▶ **What needs to be done**
Pull each line holding "Fibre" out of the entries below.

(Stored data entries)
** BEGIN **
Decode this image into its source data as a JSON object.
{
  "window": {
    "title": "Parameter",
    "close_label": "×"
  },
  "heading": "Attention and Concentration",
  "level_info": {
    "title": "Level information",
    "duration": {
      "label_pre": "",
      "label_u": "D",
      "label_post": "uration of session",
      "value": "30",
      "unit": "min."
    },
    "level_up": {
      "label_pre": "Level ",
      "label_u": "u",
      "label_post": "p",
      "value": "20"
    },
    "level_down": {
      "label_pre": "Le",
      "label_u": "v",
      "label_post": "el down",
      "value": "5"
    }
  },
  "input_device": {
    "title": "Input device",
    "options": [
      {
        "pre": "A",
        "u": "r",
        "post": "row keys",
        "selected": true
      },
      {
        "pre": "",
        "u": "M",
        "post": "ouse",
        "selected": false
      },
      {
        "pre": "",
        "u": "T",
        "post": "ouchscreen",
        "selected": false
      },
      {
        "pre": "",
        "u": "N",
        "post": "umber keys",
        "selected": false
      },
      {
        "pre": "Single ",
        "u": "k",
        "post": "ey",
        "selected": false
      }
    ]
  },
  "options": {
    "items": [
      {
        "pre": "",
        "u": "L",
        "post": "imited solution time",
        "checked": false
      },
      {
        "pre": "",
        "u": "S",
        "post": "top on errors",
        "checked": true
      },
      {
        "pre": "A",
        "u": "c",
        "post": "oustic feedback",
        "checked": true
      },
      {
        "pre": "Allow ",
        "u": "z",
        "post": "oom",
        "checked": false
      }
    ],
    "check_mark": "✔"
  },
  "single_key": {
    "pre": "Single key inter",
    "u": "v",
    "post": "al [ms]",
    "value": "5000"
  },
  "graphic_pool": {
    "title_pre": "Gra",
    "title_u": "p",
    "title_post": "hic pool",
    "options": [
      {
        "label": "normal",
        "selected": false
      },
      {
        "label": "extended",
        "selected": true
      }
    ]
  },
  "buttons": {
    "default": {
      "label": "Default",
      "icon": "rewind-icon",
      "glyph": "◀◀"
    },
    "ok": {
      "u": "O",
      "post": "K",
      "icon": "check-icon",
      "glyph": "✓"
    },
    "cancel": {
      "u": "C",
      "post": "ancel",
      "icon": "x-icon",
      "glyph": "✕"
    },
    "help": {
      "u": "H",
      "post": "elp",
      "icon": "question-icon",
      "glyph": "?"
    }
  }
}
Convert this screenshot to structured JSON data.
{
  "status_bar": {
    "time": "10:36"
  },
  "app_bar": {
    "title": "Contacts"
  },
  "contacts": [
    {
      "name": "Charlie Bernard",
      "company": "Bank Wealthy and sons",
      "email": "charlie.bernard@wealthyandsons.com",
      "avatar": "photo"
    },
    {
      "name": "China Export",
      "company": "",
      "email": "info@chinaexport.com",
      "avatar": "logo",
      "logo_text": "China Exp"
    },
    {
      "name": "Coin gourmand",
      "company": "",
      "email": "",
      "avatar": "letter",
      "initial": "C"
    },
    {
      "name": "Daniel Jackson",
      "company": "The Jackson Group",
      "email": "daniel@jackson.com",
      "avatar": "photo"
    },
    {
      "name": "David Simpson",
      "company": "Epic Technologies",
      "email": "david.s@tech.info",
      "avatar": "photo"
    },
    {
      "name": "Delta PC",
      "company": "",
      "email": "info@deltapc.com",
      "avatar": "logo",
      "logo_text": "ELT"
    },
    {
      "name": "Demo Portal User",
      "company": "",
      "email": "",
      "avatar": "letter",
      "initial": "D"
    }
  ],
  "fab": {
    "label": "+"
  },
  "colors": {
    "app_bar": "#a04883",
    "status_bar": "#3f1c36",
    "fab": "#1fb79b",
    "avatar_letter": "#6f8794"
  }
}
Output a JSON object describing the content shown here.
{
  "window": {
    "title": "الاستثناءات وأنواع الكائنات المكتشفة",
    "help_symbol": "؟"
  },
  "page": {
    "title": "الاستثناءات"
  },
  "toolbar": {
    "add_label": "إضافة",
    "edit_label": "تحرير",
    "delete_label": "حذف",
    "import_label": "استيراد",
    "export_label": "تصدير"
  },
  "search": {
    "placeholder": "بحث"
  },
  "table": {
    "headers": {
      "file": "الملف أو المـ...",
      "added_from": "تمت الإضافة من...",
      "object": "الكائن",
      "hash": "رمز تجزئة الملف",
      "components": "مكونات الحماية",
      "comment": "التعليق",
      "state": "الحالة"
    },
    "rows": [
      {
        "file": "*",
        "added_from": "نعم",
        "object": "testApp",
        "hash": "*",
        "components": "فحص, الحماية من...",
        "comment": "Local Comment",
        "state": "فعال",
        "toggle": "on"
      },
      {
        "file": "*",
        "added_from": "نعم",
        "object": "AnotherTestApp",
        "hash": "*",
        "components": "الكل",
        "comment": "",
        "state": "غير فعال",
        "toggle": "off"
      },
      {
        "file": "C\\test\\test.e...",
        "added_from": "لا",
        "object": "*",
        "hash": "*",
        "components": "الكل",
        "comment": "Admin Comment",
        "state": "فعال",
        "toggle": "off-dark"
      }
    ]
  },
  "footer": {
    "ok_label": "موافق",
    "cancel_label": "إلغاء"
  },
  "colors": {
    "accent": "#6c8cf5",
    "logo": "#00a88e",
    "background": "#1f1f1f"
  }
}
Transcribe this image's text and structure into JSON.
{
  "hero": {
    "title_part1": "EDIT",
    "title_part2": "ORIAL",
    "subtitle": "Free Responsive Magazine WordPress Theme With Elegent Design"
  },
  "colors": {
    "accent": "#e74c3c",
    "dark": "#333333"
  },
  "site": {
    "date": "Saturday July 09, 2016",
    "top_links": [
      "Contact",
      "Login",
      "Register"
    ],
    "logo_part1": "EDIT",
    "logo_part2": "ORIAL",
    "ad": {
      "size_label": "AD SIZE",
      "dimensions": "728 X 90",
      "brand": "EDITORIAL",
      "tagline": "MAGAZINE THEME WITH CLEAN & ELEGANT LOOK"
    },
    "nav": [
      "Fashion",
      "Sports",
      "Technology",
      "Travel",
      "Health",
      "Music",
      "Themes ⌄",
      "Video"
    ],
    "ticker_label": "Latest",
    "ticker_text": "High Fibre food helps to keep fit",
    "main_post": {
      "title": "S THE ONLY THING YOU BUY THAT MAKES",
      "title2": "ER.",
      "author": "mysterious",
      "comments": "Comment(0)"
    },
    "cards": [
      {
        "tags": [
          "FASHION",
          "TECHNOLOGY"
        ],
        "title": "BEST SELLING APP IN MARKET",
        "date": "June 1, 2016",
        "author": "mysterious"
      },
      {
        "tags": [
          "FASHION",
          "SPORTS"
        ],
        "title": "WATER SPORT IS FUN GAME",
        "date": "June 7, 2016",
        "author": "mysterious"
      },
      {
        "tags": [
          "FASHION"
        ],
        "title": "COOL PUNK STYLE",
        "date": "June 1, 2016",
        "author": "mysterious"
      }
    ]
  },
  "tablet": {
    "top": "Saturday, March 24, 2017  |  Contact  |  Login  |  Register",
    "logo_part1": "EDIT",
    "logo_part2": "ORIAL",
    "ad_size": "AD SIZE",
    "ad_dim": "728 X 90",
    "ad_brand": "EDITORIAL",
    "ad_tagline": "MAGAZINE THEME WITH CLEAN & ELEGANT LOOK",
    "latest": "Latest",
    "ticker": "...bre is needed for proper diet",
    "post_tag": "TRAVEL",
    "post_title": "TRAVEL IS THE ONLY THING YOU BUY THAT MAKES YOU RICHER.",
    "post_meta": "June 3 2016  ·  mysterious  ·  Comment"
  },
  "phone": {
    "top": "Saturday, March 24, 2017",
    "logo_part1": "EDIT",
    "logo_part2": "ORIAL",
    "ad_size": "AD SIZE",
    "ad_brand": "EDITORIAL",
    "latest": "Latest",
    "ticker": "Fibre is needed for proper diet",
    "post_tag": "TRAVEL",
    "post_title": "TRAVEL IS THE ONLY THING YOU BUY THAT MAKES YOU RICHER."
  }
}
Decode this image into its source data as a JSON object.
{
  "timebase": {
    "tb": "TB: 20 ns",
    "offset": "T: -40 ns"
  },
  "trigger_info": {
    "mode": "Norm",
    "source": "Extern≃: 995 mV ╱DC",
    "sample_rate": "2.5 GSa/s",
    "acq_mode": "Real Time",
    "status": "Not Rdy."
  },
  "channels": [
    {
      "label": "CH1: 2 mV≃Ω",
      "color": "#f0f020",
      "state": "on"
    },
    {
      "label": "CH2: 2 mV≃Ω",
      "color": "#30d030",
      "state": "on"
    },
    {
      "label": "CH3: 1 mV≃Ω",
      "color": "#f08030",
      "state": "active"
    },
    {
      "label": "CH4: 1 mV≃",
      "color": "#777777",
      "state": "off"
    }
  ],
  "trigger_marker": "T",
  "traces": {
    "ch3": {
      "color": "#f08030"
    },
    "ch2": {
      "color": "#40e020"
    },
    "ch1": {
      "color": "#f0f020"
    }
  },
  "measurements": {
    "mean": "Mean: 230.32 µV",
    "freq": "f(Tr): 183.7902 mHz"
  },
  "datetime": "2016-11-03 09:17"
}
** END **
▶ **Output for this task**
    "ticker_text": "High Fibre food helps to keep fit",
    "ticker": "Fibre is needed for proper diet",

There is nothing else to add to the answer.